WHAT IS ASKED
Repeat every record below exactly as it appears.

Data entries
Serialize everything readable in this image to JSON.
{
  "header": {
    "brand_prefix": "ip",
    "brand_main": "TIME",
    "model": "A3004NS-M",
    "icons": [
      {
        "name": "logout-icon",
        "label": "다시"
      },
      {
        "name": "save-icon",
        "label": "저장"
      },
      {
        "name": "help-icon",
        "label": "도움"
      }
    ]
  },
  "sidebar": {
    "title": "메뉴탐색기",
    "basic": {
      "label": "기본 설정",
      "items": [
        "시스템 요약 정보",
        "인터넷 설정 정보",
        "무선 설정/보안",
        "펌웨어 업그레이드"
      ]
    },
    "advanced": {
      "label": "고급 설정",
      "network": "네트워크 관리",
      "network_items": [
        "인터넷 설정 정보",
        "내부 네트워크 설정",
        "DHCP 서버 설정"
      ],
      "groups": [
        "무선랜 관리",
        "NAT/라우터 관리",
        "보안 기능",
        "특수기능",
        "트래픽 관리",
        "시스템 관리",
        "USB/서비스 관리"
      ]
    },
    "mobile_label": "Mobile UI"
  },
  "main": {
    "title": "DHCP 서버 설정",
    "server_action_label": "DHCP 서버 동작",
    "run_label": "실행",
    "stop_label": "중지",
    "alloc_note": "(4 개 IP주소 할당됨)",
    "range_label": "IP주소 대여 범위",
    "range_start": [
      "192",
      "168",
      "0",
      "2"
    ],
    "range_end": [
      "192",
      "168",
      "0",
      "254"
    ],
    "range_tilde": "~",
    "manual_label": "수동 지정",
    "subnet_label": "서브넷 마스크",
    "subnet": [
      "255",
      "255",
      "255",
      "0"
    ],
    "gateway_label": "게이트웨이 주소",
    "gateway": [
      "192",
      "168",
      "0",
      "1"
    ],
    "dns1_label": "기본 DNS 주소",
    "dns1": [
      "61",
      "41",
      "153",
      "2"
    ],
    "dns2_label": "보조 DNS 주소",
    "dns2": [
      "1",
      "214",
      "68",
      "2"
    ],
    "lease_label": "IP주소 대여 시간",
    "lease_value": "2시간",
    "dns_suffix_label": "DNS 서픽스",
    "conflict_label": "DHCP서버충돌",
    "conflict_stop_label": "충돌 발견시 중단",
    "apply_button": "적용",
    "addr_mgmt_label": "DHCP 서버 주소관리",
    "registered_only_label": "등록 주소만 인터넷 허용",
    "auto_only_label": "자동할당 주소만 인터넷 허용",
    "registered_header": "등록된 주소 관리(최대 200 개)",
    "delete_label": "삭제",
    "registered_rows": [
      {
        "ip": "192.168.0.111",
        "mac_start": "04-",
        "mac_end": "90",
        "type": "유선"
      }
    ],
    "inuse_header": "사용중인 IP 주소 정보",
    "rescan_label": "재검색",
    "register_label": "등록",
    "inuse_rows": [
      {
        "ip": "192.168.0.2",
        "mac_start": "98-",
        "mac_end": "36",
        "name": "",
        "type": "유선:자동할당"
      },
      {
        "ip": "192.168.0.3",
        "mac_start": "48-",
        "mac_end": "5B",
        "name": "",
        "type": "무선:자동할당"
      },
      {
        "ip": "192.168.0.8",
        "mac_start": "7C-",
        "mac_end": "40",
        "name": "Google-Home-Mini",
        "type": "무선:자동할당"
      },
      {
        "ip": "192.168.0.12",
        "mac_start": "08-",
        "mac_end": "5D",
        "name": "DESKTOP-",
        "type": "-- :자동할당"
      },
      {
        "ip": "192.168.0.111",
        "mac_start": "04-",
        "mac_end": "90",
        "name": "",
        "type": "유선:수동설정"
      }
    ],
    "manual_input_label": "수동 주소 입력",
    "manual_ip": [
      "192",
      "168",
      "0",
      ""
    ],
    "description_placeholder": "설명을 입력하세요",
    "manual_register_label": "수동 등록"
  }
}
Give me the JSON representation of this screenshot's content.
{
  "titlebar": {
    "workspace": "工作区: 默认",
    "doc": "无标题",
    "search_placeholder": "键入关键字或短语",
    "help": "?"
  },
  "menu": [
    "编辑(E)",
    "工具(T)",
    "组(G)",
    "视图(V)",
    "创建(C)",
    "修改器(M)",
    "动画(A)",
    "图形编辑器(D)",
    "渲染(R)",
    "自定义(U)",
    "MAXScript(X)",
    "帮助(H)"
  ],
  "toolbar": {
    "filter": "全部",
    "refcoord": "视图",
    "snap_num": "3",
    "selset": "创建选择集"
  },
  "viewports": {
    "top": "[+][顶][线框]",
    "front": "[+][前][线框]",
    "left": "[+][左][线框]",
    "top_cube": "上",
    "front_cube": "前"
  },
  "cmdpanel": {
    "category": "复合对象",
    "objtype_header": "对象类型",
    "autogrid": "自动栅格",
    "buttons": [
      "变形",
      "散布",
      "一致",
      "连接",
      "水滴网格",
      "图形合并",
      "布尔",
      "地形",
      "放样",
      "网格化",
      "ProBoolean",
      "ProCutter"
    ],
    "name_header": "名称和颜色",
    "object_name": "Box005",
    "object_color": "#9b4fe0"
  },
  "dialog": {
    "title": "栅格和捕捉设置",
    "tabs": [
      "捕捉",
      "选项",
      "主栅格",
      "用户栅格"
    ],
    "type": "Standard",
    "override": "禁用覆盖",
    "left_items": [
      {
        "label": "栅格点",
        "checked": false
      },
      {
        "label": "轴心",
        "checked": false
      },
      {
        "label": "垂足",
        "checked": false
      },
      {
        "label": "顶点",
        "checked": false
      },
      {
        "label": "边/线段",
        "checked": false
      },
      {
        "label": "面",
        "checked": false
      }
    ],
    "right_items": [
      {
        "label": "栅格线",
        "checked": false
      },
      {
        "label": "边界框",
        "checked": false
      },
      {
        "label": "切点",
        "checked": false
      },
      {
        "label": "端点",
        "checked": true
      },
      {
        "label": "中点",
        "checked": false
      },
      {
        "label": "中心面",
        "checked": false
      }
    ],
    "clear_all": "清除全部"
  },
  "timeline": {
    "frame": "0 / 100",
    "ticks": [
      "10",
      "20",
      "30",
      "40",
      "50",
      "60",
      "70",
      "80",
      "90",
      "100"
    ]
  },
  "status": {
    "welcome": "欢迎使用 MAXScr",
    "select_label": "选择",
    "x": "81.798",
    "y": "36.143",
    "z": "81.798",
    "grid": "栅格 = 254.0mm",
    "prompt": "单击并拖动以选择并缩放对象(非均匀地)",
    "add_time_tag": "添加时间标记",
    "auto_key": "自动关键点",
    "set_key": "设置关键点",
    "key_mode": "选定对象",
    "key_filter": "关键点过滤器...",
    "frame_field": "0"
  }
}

SOLUTION TO THIS PROBLEM
Serialize everything readable in this image to JSON.
{
  "header": {
    "brand_prefix": "ip",
    "brand_main": "TIME",
    "model": "A3004NS-M",
    "icons": [
      {
        "name": "logout-icon",
        "label": "다시"
      },
      {
        "name": "save-icon",
        "label": "저장"
      },
      {
        "name": "help-icon",
        "label": "도움"
      }
    ]
  },
  "sidebar": {
    "title": "메뉴탐색기",
    "basic": {
      "label": "기본 설정",
      "items": [
        "시스템 요약 정보",
        "인터넷 설정 정보",
        "무선 설정/보안",
        "펌웨어 업그레이드"
      ]
    },
    "advanced": {
      "label": "고급 설정",
      "network": "네트워크 관리",
      "network_items": [
        "인터넷 설정 정보",
        "내부 네트워크 설정",
        "DHCP 서버 설정"
      ],
      "groups": [
        "무선랜 관리",
        "NAT/라우터 관리",
        "보안 기능",
        "특수기능",
        "트래픽 관리",
        "시스템 관리",
        "USB/서비스 관리"
      ]
    },
    "mobile_label": "Mobile UI"
  },
  "main": {
    "title": "DHCP 서버 설정",
    "server_action_label": "DHCP 서버 동작",
    "run_label": "실행",
    "stop_label": "중지",
    "alloc_note": "(4 개 IP주소 할당됨)",
    "range_label": "IP주소 대여 범위",
    "range_start": [
      "192",
      "168",
      "0",
      "2"
    ],
    "range_end": [
      "192",
      "168",
      "0",
      "254"
    ],
    "range_tilde": "~",
    "manual_label": "수동 지정",
    "subnet_label": "서브넷 마스크",
    "subnet": [
      "255",
      "255",
      "255",
      "0"
    ],
    "gateway_label": "게이트웨이 주소",
    "gateway": [
      "192",
      "168",
      "0",
      "1"
    ],
    "dns1_label": "기본 DNS 주소",
    "dns1": [
      "61",
      "41",
      "153",
      "2"
    ],
    "dns2_label": "보조 DNS 주소",
    "dns2": [
      "1",
      "214",
      "68",
      "2"
    ],
    "lease_label": "IP주소 대여 시간",
    "lease_value": "2시간",
    "dns_suffix_label": "DNS 서픽스",
    "conflict_label": "DHCP서버충돌",
    "conflict_stop_label": "충돌 발견시 중단",
    "apply_button": "적용",
    "addr_mgmt_label": "DHCP 서버 주소관리",
    "registered_only_label": "등록 주소만 인터넷 허용",
    "auto_only_label": "자동할당 주소만 인터넷 허용",
    "registered_header": "등록된 주소 관리(최대 200 개)",
    "delete_label": "삭제",
    "registered_rows": [
      {
        "ip": "192.168.0.111",
        "mac_start": "04-",
        "mac_end": "90",
        "type": "유선"
      }
    ],
    "inuse_header": "사용중인 IP 주소 정보",
    "rescan_label": "재검색",
    "register_label": "등록",
    "inuse_rows": [
      {
        "ip": "192.168.0.2",
        "mac_start": "98-",
        "mac_end": "36",
        "name": "",
        "type": "유선:자동할당"
      },
      {
        "ip": "192.168.0.3",
        "mac_start": "48-",
        "mac_end": "5B",
        "name": "",
        "type": "무선:자동할당"
      },
      {
        "ip": "192.168.0.8",
        "mac_start": "7C-",
        "mac_end": "40",
        "name": "Google-Home-Mini",
        "type": "무선:자동할당"
      },
      {
        "ip": "192.168.0.12",
        "mac_start": "08-",
        "mac_end": "5D",
        "name": "DESKTOP-",
        "type": "-- :자동할당"
      },
      {
        "ip": "192.168.0.111",
        "mac_start": "04-",
        "mac_end": "90",
        "name": "",
        "type": "유선:수동설정"
      }
    ],
    "manual_input_label": "수동 주소 입력",
    "manual_ip": [
      "192",
      "168",
      "0",
      ""
    ],
    "description_placeholder": "설명을 입력하세요",
    "manual_register_label": "수동 등록"
  }
}
Give me the JSON representation of this screenshot's content.
{
  "titlebar": {
    "workspace": "工作区: 默认",
    "doc": "无标题",
    "search_placeholder": "键入关键字或短语",
    "help": "?"
  },
  "menu": [
    "编辑(E)",
    "工具(T)",
    "组(G)",
    "视图(V)",
    "创建(C)",
    "修改器(M)",
    "动画(A)",
    "图形编辑器(D)",
    "渲染(R)",
    "自定义(U)",
    "MAXScript(X)",
    "帮助(H)"
  ],
  "toolbar": {
    "filter": "全部",
    "refcoord": "视图",
    "snap_num": "3",
    "selset": "创建选择集"
  },
  "viewports": {
    "top": "[+][顶][线框]",
    "front": "[+][前][线框]",
    "left": "[+][左][线框]",
    "top_cube": "上",
    "front_cube": "前"
  },
  "cmdpanel": {
    "category": "复合对象",
    "objtype_header": "对象类型",
    "autogrid": "自动栅格",
    "buttons": [
      "变形",
      "散布",
      "一致",
      "连接",
      "水滴网格",
      "图形合并",
      "布尔",
      "地形",
      "放样",
      "网格化",
      "ProBoolean",
      "ProCutter"
    ],
    "name_header": "名称和颜色",
    "object_name": "Box005",
    "object_color": "#9b4fe0"
  },
  "dialog": {
    "title": "栅格和捕捉设置",
    "tabs": [
      "捕捉",
      "选项",
      "主栅格",
      "用户栅格"
    ],
    "type": "Standard",
    "override": "禁用覆盖",
    "left_items": [
      {
        "label": "栅格点",
        "checked": false
      },
      {
        "label": "轴心",
        "checked": false
      },
      {
        "label": "垂足",
        "checked": false
      },
      {
        "label": "顶点",
        "checked": false
      },
      {
        "label": "边/线段",
        "checked": false
      },
      {
        "label": "面",
        "checked": false
      }
    ],
    "right_items": [
      {
        "label": "栅格线",
        "checked": false
      },
      {
        "label": "边界框",
        "checked": false
      },
      {
        "label": "切点",
        "checked": false
      },
      {
        "label": "端点",
        "checked": true
      },
      {
        "label": "中点",
        "checked": false
      },
      {
        "label": "中心面",
        "checked": false
      }
    ],
    "clear_all": "清除全部"
  },
  "timeline": {
    "frame": "0 / 100",
    "ticks": [
      "10",
      "20",
      "30",
      "40",
      "50",
      "60",
      "70",
      "80",
      "90",
      "100"
    ]
  },
  "status": {
    "welcome": "欢迎使用 MAXScr",
    "select_label": "选择",
    "x": "81.798",
    "y": "36.143",
    "z": "81.798",
    "grid": "栅格 = 254.0mm",
    "prompt": "单击并拖动以选择并缩放对象(非均匀地)",
    "add_time_tag": "添加时间标记",
    "auto_key": "自动关键点",
    "set_key": "设置关键点",
    "key_mode": "选定对象",
    "key_filter": "关键点过滤器...",
    "frame_field": "0"
  }
}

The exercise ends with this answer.